Entries supplied:
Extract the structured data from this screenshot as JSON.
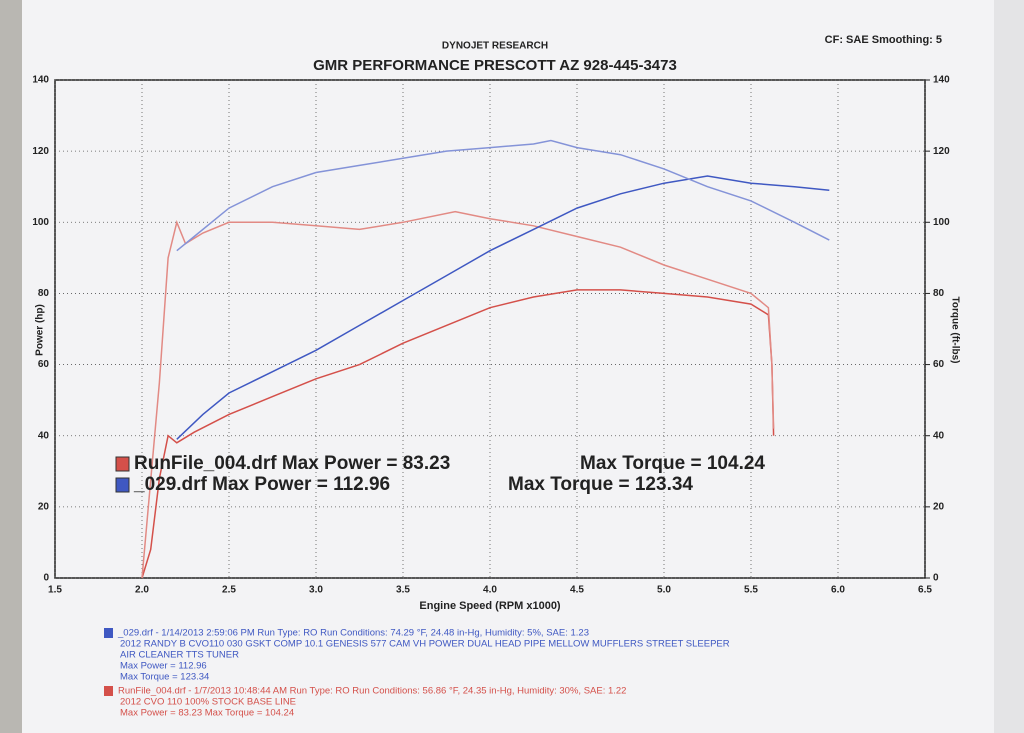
{
  "chart_data": {
    "type": "line",
    "header": "DYNOJET RESEARCH",
    "corner_note": "CF: SAE  Smoothing: 5",
    "title": "GMR PERFORMANCE PRESCOTT AZ 928-445-3473",
    "xlabel": "Engine Speed (RPM x1000)",
    "ylabel": "Power (hp)",
    "y2label": "Torque (ft-lbs)",
    "xlim": [
      1.5,
      6.5
    ],
    "xticks": [
      1.5,
      {
        "value": 2,
        "label": "2.0"
      },
      2.5,
      {
        "value": 3,
        "label": "3.0"
      },
      3.5,
      {
        "value": 4,
        "label": "4.0"
      },
      4.5,
      {
        "value": 5,
        "label": "5.0"
      },
      5.5,
      {
        "value": 6,
        "label": "6.0"
      },
      6.5
    ],
    "ylim": [
      0,
      140
    ],
    "yticks": [
      0,
      20,
      40,
      60,
      80,
      100,
      120,
      140
    ],
    "y2lim": [
      0,
      140
    ],
    "y2ticks": [
      0,
      20,
      40,
      60,
      80,
      100,
      120,
      140
    ],
    "grid": true,
    "series": [
      {
        "color": "#d4504a",
        "axis": "y",
        "x": [
          2.0,
          2.05,
          2.1,
          2.15,
          2.2,
          2.3,
          2.5,
          2.75,
          3.0,
          3.25,
          3.5,
          3.75,
          4.0,
          4.25,
          4.5,
          4.75,
          5.0,
          5.25,
          5.5,
          5.6,
          5.62,
          5.63
        ],
        "values": [
          0,
          8,
          28,
          40,
          38,
          41,
          46,
          51,
          56,
          60,
          66,
          71,
          76,
          79,
          81,
          81,
          80,
          79,
          77,
          74,
          60,
          40
        ]
      },
      {
        "color": "#e28a84",
        "axis": "y2",
        "x": [
          2.0,
          2.1,
          2.15,
          2.2,
          2.25,
          2.35,
          2.5,
          2.75,
          3.0,
          3.25,
          3.5,
          3.8,
          4.0,
          4.25,
          4.5,
          4.75,
          5.0,
          5.25,
          5.5,
          5.6,
          5.62,
          5.63
        ],
        "values": [
          0,
          55,
          90,
          100,
          94,
          97,
          100,
          100,
          99,
          98,
          100,
          103,
          101,
          99,
          96,
          93,
          88,
          84,
          80,
          76,
          60,
          42
        ]
      },
      {
        "color": "#3f58c2",
        "axis": "y",
        "x": [
          2.2,
          2.35,
          2.5,
          2.75,
          3.0,
          3.25,
          3.5,
          3.75,
          4.0,
          4.25,
          4.5,
          4.75,
          5.0,
          5.25,
          5.5,
          5.75,
          5.95
        ],
        "values": [
          39,
          46,
          52,
          58,
          64,
          71,
          78,
          85,
          92,
          98,
          104,
          108,
          111,
          113,
          111,
          110,
          109
        ]
      },
      {
        "color": "#8493d8",
        "axis": "y2",
        "x": [
          2.2,
          2.3,
          2.5,
          2.75,
          3.0,
          3.25,
          3.5,
          3.75,
          4.0,
          4.25,
          4.35,
          4.5,
          4.75,
          5.0,
          5.25,
          5.5,
          5.75,
          5.95
        ],
        "values": [
          92,
          96,
          104,
          110,
          114,
          116,
          118,
          120,
          121,
          122,
          123,
          121,
          119,
          115,
          110,
          106,
          100,
          95
        ]
      }
    ],
    "legend": [
      {
        "color": "#d4504a",
        "file": "RunFile_004.drf Max Power = 83.23",
        "torque": "Max Torque = 104.24"
      },
      {
        "color": "#3f58c2",
        "file": "_029.drf Max Power = 112.96",
        "torque": "Max Torque = 123.34"
      }
    ],
    "footer": [
      {
        "color": "#3f58c2",
        "lines": [
          "_029.drf - 1/14/2013 2:59:06 PM  Run Type: RO  Run Conditions: 74.29 °F, 24.48 in-Hg,  Humidity:  5%,  SAE: 1.23",
          "2012  RANDY B CVO110 030 GSKT COMP 10.1  GENESIS 577 CAM VH POWER DUAL HEAD PIPE MELLOW MUFFLERS STREET SLEEPER",
          "AIR CLEANER TTS TUNER",
          "Max Power = 112.96",
          "Max Torque = 123.34"
        ]
      },
      {
        "color": "#d4504a",
        "lines": [
          "RunFile_004.drf - 1/7/2013 10:48:44 AM  Run Type: RO  Run Conditions: 56.86 °F, 24.35 in-Hg,  Humidity:  30%,  SAE: 1.22",
          "2012 CVO 110 100% STOCK BASE LINE",
          "Max Power = 83.23  Max Torque = 104.24"
        ]
      }
    ]
  }
}
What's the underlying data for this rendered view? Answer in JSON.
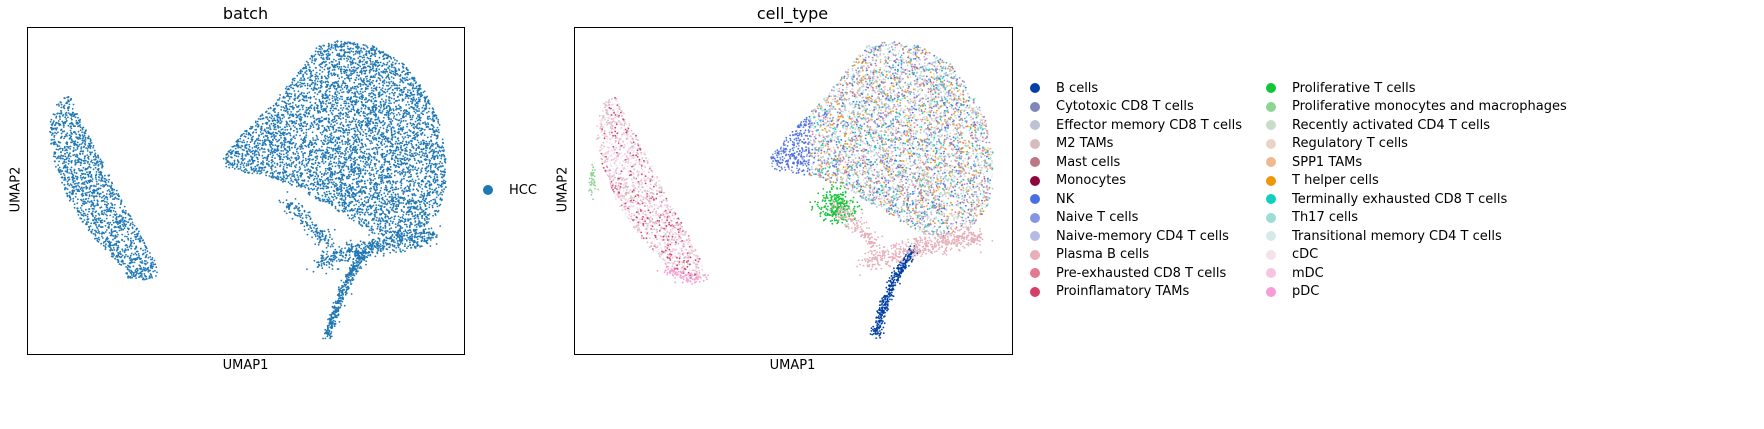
{
  "chart_data": [
    {
      "type": "scatter",
      "title": "batch",
      "xlabel": "UMAP1",
      "ylabel": "UMAP2",
      "grid": false,
      "legend_position": "right",
      "legend": [
        {
          "label": "HCC",
          "color": "#1f77b4"
        }
      ]
    },
    {
      "type": "scatter",
      "title": "cell_type",
      "xlabel": "UMAP1",
      "ylabel": "UMAP2",
      "grid": false,
      "legend_position": "right",
      "legend": [
        {
          "label": "B cells",
          "color": "#023fa5"
        },
        {
          "label": "Cytotoxic CD8 T cells",
          "color": "#7d87b9"
        },
        {
          "label": "Effector memory CD8 T cells",
          "color": "#bec1d4"
        },
        {
          "label": "M2 TAMs",
          "color": "#d6bcc0"
        },
        {
          "label": "Mast cells",
          "color": "#bb7784"
        },
        {
          "label": "Monocytes",
          "color": "#8e063b"
        },
        {
          "label": "NK",
          "color": "#4a6fe3"
        },
        {
          "label": "Naive T cells",
          "color": "#8595e1"
        },
        {
          "label": "Naive-memory CD4 T cells",
          "color": "#b5bbe3"
        },
        {
          "label": "Plasma B cells",
          "color": "#e6afb9"
        },
        {
          "label": "Pre-exhausted CD8 T cells",
          "color": "#e07b91"
        },
        {
          "label": "Proinflamatory TAMs",
          "color": "#d33f6a"
        },
        {
          "label": "Proliferative T cells",
          "color": "#11c638"
        },
        {
          "label": "Proliferative monocytes and macrophages",
          "color": "#8dd593"
        },
        {
          "label": "Recently activated CD4 T cells",
          "color": "#c6dec7"
        },
        {
          "label": "Regulatory T cells",
          "color": "#ead3c6"
        },
        {
          "label": "SPP1 TAMs",
          "color": "#f0b98d"
        },
        {
          "label": "T helper cells",
          "color": "#ef9708"
        },
        {
          "label": "Terminally exhausted CD8 T cells",
          "color": "#0fcfc0"
        },
        {
          "label": "Th17 cells",
          "color": "#9cded6"
        },
        {
          "label": "Transitional memory CD4 T cells",
          "color": "#d5eae7"
        },
        {
          "label": "cDC",
          "color": "#f3e1eb"
        },
        {
          "label": "mDC",
          "color": "#f6c4e1"
        },
        {
          "label": "pDC",
          "color": "#f79cd4"
        }
      ]
    }
  ]
}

Prompt:
The answer must be an exact copy of the records above, with the pictures left out.

Exercise output:
Extract the structured data from this screenshot as JSON.
{
  "chart_data": {
    "type": "line",
    "header": "DYNOJET RESEARCH",
    "corner_note": "CF: SAE  Smoothing: 5",
    "title": "GMR PERFORMANCE PRESCOTT AZ 928-445-3473",
    "xlabel": "Engine Speed (RPM x1000)",
    "ylabel": "Power (hp)",
    "y2label": "Torque (ft-lbs)",
    "xlim": [
      1.5,
      6.5
    ],
    "xticks": [
      1.5,
      {
        "value": 2,
        "label": "2.0"
      },
      2.5,
      {
        "value": 3,
        "label": "3.0"
      },
      3.5,
      {
        "value": 4,
        "label": "4.0"
      },
      4.5,
      {
        "value": 5,
        "label": "5.0"
      },
      5.5,
      {
        "value": 6,
        "label": "6.0"
      },
      6.5
    ],
    "ylim": [
      0,
      140
    ],
    "yticks": [
      0,
      20,
      40,
      60,
      80,
      100,
      120,
      140
    ],
    "y2lim": [
      0,
      140
    ],
    "y2ticks": [
      0,
      20,
      40,
      60,
      80,
      100,
      120,
      140
    ],
    "grid": true,
    "series": [
      {
        "color": "#d4504a",
        "axis": "y",
        "x": [
          2.0,
          2.05,
          2.1,
          2.15,
          2.2,
          2.3,
          2.5,
          2.75,
          3.0,
          3.25,
          3.5,
          3.75,
          4.0,
          4.25,
          4.5,
          4.75,
          5.0,
          5.25,
          5.5,
          5.6,
          5.62,
          5.63
        ],
        "values": [
          0,
          8,
          28,
          40,
          38,
          41,
          46,
          51,
          56,
          60,
          66,
          71,
          76,
          79,
          81,
          81,
          80,
          79,
          77,
          74,
          60,
          40
        ]
      },
      {
        "color": "#e28a84",
        "axis": "y2",
        "x": [
          2.0,
          2.1,
          2.15,
          2.2,
          2.25,
          2.35,
          2.5,
          2.75,
          3.0,
          3.25,
          3.5,
          3.8,
          4.0,
          4.25,
          4.5,
          4.75,
          5.0,
          5.25,
          5.5,
          5.6,
          5.62,
          5.63
        ],
        "values": [
          0,
          55,
          90,
          100,
          94,
          97,
          100,
          100,
          99,
          98,
          100,
          103,
          101,
          99,
          96,
          93,
          88,
          84,
          80,
          76,
          60,
          42
        ]
      },
      {
        "color": "#3f58c2",
        "axis": "y",
        "x": [
          2.2,
          2.35,
          2.5,
          2.75,
          3.0,
          3.25,
          3.5,
          3.75,
          4.0,
          4.25,
          4.5,
          4.75,
          5.0,
          5.25,
          5.5,
          5.75,
          5.95
        ],
        "values": [
          39,
          46,
          52,
          58,
          64,
          71,
          78,
          85,
          92,
          98,
          104,
          108,
          111,
          113,
          111,
          110,
          109
        ]
      },
      {
        "color": "#8493d8",
        "axis": "y2",
        "x": [
          2.2,
          2.3,
          2.5,
          2.75,
          3.0,
          3.25,
          3.5,
          3.75,
          4.0,
          4.25,
          4.35,
          4.5,
          4.75,
          5.0,
          5.25,
          5.5,
          5.75,
          5.95
        ],
        "values": [
          92,
          96,
          104,
          110,
          114,
          116,
          118,
          120,
          121,
          122,
          123,
          121,
          119,
          115,
          110,
          106,
          100,
          95
        ]
      }
    ],
    "legend": [
      {
        "color": "#d4504a",
        "file": "RunFile_004.drf Max Power = 83.23",
        "torque": "Max Torque = 104.24"
      },
      {
        "color": "#3f58c2",
        "file": "_029.drf Max Power = 112.96",
        "torque": "Max Torque = 123.34"
      }
    ],
    "footer": [
      {
        "color": "#3f58c2",
        "lines": [
          "_029.drf - 1/14/2013 2:59:06 PM  Run Type: RO  Run Conditions: 74.29 °F, 24.48 in-Hg,  Humidity:  5%,  SAE: 1.23",
          "2012  RANDY B CVO110 030 GSKT COMP 10.1  GENESIS 577 CAM VH POWER DUAL HEAD PIPE MELLOW MUFFLERS STREET SLEEPER",
          "AIR CLEANER TTS TUNER",
          "Max Power = 112.96",
          "Max Torque = 123.34"
        ]
      },
      {
        "color": "#d4504a",
        "lines": [
          "RunFile_004.drf - 1/7/2013 10:48:44 AM  Run Type: RO  Run Conditions: 56.86 °F, 24.35 in-Hg,  Humidity:  30%,  SAE: 1.22",
          "2012 CVO 110 100% STOCK BASE LINE",
          "Max Power = 83.23  Max Torque = 104.24"
        ]
      }
    ]
  }
}
What's the underlying data for this rendered view? Answer in JSON.
{
  "chart_data": [
    {
      "type": "scatter",
      "title": "batch",
      "xlabel": "UMAP1",
      "ylabel": "UMAP2",
      "grid": false,
      "legend_position": "right",
      "legend": [
        {
          "label": "HCC",
          "color": "#1f77b4"
        }
      ]
    },
    {
      "type": "scatter",
      "title": "cell_type",
      "xlabel": "UMAP1",
      "ylabel": "UMAP2",
      "grid": false,
      "legend_position": "right",
      "legend": [
        {
          "label": "B cells",
          "color": "#023fa5"
        },
        {
          "label": "Cytotoxic CD8 T cells",
          "color": "#7d87b9"
        },
        {
          "label": "Effector memory CD8 T cells",
          "color": "#bec1d4"
        },
        {
          "label": "M2 TAMs",
          "color": "#d6bcc0"
        },
        {
          "label": "Mast cells",
          "color": "#bb7784"
        },
        {
          "label": "Monocytes",
          "color": "#8e063b"
        },
        {
          "label": "NK",
          "color": "#4a6fe3"
        },
        {
          "label": "Naive T cells",
          "color": "#8595e1"
        },
        {
          "label": "Naive-memory CD4 T cells",
          "color": "#b5bbe3"
        },
        {
          "label": "Plasma B cells",
          "color": "#e6afb9"
        },
        {
          "label": "Pre-exhausted CD8 T cells",
          "color": "#e07b91"
        },
        {
          "label": "Proinflamatory TAMs",
          "color": "#d33f6a"
        },
        {
          "label": "Proliferative T cells",
          "color": "#11c638"
        },
        {
          "label": "Proliferative monocytes and macrophages",
          "color": "#8dd593"
        },
        {
          "label": "Recently activated CD4 T cells",
          "color": "#c6dec7"
        },
        {
          "label": "Regulatory T cells",
          "color": "#ead3c6"
        },
        {
          "label": "SPP1 TAMs",
          "color": "#f0b98d"
        },
        {
          "label": "T helper cells",
          "color": "#ef9708"
        },
        {
          "label": "Terminally exhausted CD8 T cells",
          "color": "#0fcfc0"
        },
        {
          "label": "Th17 cells",
          "color": "#9cded6"
        },
        {
          "label": "Transitional memory CD4 T cells",
          "color": "#d5eae7"
        },
        {
          "label": "cDC",
          "color": "#f3e1eb"
        },
        {
          "label": "mDC",
          "color": "#f6c4e1"
        },
        {
          "label": "pDC",
          "color": "#f79cd4"
        }
      ]
    }
  ]
}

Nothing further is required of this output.